# Kurze Übung 1
Übersetze den Satz „Sein Tod ist für uns persönlich und politisch unendlich traurig.“ aus dem Text über den Tod von Claus Schreer ins Englische.
# Kurze Übung 2
Führe den Text über den Tod von Claus Schreer im Anschluss an seinen letzten Satz weiter.

# Zitierter Abschnitt
○ ○ ○ ○ ○ ○ ○

Deutschlands bekanntester Friedensaktivist Claus Schreer ist tot. Der gebürtige Oberschlesier, der in den Fünfzigerjahren in Dachau aufwuchs und seit den Sechzigern die Münchner Ostermärsche organisierte, sei „völlig unerwartet“ in der vergangenen Nacht im Alter von 85 Jahren verstorben, teilte der Journalist Michael Backmund, langjähriger Freund von Schreer, am Donnerstag in München mit. In einem gemeinsamen Nachruf bringen Backmund sowie Schreers Lebensgefährtin Monika Ziehaus, die Künstlerin Petra Gerschner, der Musiker Konstantin Wecker und der Aktivist Azad Bingöl ihre Trauer zum Ausdruck:
Mein Claus ist tot. Claus ist tot. Claus Schreer ist tot
„Sein Tod ist für uns persönlich und politisch unendlich traurig. So, wie es für das ganze Leben von Claus und uns immer gewesen ist, sind das Persönliche und das Politische untrennbar miteinander verbunden. Weil es immer um uns, die konkreten Menschen und unsere gemeinsamen politischen Träume und Kämpfe geht.

○ ○ ○ ○ ○ ○ ○

# Dateneinträge
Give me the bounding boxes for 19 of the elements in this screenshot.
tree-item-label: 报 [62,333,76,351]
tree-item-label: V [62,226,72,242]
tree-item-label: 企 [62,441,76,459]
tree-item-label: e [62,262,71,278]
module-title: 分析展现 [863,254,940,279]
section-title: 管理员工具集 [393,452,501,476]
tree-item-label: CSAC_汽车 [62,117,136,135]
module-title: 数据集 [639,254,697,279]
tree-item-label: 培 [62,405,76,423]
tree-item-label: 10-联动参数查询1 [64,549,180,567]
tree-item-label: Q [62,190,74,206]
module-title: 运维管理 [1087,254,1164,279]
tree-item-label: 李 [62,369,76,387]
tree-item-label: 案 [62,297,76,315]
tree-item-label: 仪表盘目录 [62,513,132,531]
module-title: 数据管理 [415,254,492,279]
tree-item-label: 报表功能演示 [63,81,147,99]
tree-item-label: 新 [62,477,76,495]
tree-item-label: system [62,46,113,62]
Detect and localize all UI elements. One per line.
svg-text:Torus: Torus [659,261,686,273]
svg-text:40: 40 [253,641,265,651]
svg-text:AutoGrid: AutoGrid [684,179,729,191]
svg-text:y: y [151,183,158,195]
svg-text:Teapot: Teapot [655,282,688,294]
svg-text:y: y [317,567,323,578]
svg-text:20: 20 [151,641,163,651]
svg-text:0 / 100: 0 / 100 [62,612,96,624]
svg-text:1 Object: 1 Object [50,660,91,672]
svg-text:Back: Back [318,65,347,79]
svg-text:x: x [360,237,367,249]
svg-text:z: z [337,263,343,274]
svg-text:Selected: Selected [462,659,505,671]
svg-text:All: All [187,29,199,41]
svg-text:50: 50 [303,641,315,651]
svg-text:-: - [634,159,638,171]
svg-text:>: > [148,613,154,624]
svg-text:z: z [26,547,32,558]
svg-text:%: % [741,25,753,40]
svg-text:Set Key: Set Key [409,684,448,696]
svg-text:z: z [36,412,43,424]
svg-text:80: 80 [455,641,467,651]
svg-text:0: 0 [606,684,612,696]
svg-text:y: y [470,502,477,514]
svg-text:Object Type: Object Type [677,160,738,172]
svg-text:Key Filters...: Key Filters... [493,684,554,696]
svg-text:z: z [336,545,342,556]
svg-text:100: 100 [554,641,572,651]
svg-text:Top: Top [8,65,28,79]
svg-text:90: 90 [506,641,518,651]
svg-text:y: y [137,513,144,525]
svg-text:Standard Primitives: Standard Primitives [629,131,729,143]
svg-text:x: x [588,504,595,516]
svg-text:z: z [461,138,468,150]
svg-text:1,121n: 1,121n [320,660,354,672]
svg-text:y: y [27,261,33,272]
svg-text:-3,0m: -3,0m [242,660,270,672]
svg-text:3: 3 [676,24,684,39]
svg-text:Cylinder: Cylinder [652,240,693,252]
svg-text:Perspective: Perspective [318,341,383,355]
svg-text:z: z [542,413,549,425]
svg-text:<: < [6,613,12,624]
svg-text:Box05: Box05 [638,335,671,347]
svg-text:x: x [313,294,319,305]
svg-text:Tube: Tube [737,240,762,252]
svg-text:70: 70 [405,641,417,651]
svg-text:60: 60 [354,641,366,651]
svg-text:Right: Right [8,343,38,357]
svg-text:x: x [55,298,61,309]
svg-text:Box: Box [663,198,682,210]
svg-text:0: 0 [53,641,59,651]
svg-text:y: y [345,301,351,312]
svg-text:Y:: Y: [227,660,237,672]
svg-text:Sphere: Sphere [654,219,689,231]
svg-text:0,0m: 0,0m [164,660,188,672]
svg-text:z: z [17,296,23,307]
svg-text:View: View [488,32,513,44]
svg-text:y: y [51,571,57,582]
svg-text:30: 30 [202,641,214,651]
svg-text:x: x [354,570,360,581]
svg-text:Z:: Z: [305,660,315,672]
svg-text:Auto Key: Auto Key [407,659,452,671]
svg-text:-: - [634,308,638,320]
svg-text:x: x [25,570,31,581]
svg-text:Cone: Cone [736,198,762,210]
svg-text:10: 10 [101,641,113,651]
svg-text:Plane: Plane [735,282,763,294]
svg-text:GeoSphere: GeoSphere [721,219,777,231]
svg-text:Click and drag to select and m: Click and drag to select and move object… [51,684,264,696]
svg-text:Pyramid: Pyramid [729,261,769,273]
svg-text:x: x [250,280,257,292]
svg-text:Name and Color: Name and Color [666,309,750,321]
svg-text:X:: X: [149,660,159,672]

○ ○ ○ ○ ○ ○ ○

# Endergebnis 1
His death is infinitely sad for us, both personally and politically.

# Endergebnis 2
Claus war für Monika seit Jahrzehnten geliebter Lebenspartner im wahrsten Sinne des Wortes. Für uns war Claus ein echter Freund und immer auch ein streitbarer und unbequemer Genosse und Weggefährte. Niemals Opportunist. Niemals eitel oder auf seinen eigenen persönlichen Vorteil bedacht. Konsequent, persönlich integer und politisch radikal. Ein Internationalist des Herzens und der Tat: Er wurde nicht nur für seine Reden und Texte u.a. in Solidarität mit der kurdischen Befreiungsbewegung und Abdullah Öcalan von deutschen Gerichten verurteilt, sondern stand auch in Kurdistan vor türkischen Soldaten und sah die deutschen Panzer im Einsatz.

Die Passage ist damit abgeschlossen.